REQUIREMENT
Select the lines below containing the word "数字媒体艺术设计".

Data records:
<<<<
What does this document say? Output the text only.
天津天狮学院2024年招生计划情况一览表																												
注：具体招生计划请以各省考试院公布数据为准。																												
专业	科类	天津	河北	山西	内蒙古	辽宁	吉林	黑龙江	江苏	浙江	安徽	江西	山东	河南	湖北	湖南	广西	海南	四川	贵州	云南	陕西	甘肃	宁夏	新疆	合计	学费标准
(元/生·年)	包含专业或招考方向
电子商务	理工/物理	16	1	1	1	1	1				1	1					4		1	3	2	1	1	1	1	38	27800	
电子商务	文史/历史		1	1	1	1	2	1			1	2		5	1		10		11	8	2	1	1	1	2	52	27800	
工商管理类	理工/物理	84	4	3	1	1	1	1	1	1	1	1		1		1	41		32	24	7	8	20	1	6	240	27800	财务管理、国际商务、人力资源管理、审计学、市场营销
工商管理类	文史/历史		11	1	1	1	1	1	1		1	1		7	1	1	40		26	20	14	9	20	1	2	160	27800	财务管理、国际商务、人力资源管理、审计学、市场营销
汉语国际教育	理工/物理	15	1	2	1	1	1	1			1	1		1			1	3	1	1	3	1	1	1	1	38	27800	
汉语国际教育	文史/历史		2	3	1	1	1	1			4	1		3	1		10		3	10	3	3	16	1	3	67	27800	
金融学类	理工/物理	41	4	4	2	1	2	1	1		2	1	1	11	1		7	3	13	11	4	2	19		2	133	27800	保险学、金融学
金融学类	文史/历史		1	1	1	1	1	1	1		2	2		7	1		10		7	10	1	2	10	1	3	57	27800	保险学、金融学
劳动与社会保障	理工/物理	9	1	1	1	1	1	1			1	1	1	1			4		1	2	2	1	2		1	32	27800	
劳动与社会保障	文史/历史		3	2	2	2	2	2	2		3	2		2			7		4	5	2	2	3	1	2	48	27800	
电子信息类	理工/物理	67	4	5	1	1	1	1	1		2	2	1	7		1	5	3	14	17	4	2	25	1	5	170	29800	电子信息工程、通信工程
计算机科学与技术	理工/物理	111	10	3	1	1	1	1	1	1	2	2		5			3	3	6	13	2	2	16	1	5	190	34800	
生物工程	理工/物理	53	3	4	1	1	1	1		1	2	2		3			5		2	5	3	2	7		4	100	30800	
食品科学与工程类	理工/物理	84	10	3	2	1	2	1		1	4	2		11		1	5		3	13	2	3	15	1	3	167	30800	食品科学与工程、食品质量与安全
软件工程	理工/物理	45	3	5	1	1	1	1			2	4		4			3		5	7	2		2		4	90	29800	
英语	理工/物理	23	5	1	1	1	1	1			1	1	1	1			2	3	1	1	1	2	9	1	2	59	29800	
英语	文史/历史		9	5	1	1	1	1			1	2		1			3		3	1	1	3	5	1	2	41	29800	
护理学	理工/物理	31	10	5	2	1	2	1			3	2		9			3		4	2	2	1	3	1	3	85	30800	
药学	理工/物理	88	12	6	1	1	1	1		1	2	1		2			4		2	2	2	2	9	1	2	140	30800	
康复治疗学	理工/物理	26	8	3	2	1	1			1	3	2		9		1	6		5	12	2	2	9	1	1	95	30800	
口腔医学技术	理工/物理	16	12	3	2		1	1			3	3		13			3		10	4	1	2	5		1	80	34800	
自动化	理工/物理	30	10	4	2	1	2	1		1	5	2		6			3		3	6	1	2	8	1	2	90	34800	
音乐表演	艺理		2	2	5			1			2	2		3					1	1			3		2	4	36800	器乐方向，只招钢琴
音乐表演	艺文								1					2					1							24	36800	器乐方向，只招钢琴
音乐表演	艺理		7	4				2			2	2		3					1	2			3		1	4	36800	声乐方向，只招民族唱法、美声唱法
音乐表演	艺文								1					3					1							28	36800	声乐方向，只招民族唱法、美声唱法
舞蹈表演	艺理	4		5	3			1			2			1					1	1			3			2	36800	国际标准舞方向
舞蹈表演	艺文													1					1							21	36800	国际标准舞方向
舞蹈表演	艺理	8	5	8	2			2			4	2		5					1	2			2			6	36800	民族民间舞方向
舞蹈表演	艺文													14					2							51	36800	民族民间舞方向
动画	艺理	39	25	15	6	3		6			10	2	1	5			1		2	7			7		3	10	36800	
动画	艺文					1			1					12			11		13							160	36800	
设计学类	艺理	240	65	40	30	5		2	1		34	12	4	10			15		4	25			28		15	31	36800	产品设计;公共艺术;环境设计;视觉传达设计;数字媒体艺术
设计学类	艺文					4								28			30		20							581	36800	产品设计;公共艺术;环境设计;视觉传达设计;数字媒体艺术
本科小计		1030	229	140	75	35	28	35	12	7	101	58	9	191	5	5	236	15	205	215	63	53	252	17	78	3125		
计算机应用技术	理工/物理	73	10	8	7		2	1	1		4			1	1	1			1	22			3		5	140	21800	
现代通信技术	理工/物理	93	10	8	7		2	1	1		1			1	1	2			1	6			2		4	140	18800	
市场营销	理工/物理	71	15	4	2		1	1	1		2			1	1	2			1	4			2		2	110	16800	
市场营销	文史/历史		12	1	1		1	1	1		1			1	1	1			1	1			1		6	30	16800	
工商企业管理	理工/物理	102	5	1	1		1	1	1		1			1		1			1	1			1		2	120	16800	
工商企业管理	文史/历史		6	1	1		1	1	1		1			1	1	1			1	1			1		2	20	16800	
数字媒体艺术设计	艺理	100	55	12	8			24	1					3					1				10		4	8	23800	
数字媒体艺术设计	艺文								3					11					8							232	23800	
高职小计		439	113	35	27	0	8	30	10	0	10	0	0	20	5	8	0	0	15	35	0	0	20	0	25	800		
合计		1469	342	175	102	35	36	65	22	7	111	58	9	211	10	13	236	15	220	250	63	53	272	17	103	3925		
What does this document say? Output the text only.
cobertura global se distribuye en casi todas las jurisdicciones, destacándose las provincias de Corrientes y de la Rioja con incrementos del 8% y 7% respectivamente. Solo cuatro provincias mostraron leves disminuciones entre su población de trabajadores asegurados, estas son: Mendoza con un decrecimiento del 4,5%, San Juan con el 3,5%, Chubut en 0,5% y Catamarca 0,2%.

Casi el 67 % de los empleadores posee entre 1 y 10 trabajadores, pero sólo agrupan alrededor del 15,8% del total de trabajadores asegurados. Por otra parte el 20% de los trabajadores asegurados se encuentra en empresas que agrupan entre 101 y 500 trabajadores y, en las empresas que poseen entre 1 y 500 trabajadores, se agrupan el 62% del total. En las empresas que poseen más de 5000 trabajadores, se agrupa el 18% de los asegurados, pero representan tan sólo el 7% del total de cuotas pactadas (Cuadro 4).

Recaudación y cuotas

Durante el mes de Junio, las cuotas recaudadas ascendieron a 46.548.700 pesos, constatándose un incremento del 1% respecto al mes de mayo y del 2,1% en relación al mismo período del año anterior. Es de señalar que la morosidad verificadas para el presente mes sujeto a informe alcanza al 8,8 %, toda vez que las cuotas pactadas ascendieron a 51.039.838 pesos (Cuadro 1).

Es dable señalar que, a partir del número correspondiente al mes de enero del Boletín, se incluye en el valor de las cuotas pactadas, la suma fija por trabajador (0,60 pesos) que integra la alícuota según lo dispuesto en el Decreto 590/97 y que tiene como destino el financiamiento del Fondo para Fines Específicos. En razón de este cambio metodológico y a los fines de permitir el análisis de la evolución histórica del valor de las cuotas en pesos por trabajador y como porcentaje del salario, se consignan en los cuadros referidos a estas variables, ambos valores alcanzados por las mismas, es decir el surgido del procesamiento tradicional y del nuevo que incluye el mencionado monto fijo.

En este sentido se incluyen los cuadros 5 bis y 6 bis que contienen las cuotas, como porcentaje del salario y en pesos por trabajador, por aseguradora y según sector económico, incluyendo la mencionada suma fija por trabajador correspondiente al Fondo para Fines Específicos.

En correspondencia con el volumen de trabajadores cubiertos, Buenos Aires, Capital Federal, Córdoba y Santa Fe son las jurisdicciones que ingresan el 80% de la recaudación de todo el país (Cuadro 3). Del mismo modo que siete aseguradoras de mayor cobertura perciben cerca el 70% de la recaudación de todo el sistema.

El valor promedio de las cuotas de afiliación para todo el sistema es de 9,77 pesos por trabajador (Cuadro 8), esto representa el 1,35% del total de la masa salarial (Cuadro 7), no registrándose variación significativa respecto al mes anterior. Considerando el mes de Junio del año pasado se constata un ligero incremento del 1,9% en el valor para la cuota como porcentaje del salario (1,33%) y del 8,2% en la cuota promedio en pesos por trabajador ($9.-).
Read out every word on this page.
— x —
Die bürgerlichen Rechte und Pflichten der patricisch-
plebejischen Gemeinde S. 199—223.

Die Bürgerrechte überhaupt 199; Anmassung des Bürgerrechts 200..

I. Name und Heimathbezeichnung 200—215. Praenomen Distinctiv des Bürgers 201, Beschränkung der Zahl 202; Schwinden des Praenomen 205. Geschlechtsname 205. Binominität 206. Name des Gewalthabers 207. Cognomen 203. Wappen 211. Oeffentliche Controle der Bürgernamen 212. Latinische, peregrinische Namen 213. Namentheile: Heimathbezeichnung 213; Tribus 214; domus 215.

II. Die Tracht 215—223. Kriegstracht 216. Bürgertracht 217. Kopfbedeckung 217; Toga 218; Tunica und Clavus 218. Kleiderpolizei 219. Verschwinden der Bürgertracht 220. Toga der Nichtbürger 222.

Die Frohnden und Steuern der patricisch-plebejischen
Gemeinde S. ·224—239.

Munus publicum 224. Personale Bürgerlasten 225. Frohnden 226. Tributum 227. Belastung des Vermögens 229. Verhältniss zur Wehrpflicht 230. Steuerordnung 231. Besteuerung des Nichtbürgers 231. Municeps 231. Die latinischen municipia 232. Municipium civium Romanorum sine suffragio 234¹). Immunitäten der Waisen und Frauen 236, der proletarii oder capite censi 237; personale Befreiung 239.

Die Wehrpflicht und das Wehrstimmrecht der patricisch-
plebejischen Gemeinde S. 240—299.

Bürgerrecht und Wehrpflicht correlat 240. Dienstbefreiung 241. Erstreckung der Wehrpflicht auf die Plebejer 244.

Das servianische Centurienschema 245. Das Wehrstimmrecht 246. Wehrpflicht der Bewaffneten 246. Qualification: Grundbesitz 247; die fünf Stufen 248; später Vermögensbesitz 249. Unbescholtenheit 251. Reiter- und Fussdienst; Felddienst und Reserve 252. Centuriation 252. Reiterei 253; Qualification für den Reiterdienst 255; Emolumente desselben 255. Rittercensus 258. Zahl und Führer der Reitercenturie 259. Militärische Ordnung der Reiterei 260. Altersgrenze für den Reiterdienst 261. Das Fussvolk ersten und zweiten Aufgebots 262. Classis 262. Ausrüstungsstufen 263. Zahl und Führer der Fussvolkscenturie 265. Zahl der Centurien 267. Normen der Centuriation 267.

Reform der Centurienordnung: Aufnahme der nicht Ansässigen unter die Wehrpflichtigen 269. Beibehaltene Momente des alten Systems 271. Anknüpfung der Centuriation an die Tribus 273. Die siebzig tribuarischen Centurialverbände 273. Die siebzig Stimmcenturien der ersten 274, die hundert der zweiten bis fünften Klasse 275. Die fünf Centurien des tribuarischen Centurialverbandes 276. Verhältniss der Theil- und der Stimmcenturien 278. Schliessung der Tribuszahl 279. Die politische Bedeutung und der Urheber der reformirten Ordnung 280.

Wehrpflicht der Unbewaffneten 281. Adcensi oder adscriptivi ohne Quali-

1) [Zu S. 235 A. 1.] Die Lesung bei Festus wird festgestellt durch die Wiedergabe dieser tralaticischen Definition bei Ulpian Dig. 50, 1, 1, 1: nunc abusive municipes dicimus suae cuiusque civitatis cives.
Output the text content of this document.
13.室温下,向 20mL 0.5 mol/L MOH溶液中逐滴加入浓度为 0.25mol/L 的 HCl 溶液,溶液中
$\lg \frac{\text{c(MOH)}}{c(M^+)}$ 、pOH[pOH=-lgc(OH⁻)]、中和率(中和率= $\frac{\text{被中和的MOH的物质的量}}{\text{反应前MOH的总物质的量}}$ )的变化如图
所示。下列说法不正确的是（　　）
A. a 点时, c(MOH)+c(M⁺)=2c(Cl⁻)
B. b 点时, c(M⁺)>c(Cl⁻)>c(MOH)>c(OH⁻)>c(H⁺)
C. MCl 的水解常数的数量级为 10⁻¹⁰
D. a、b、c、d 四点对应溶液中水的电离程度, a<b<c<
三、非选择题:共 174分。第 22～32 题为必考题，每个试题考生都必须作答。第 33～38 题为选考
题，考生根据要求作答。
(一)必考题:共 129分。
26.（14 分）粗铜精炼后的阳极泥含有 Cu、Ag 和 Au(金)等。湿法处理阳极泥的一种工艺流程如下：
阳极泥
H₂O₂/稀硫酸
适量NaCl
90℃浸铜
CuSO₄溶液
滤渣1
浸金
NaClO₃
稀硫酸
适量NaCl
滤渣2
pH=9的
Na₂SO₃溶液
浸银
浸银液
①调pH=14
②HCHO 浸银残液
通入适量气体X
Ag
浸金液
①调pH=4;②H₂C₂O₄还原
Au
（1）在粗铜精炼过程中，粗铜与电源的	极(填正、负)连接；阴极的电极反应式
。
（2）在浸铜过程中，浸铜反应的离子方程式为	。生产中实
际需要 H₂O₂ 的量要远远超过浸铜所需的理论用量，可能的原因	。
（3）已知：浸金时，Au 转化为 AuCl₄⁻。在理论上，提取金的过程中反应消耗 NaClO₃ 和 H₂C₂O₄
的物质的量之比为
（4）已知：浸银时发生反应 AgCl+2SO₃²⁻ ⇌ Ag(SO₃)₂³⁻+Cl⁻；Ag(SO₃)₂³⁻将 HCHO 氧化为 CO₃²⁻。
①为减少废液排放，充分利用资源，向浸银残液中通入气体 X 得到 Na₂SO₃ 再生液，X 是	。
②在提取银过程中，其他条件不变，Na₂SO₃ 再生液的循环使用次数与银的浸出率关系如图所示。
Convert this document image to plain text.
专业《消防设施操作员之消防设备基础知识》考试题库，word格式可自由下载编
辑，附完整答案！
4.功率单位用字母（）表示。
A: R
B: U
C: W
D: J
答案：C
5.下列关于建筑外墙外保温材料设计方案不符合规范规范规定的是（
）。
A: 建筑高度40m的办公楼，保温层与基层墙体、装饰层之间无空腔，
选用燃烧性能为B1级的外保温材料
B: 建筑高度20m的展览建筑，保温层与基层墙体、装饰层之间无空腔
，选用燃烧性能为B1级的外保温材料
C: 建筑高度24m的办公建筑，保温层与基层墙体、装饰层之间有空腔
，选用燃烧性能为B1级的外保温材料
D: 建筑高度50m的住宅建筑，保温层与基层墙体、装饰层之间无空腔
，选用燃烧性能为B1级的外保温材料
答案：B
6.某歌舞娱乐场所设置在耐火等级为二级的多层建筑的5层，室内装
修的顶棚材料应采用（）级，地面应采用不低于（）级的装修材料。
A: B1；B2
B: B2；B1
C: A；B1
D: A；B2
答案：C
>>>>
SOLUTION
数字媒体艺术设计	艺理	100	55	12	8			24	1					3					1				10		4	8	23800	
数字媒体艺术设计	艺文								3					11					8							232	23800	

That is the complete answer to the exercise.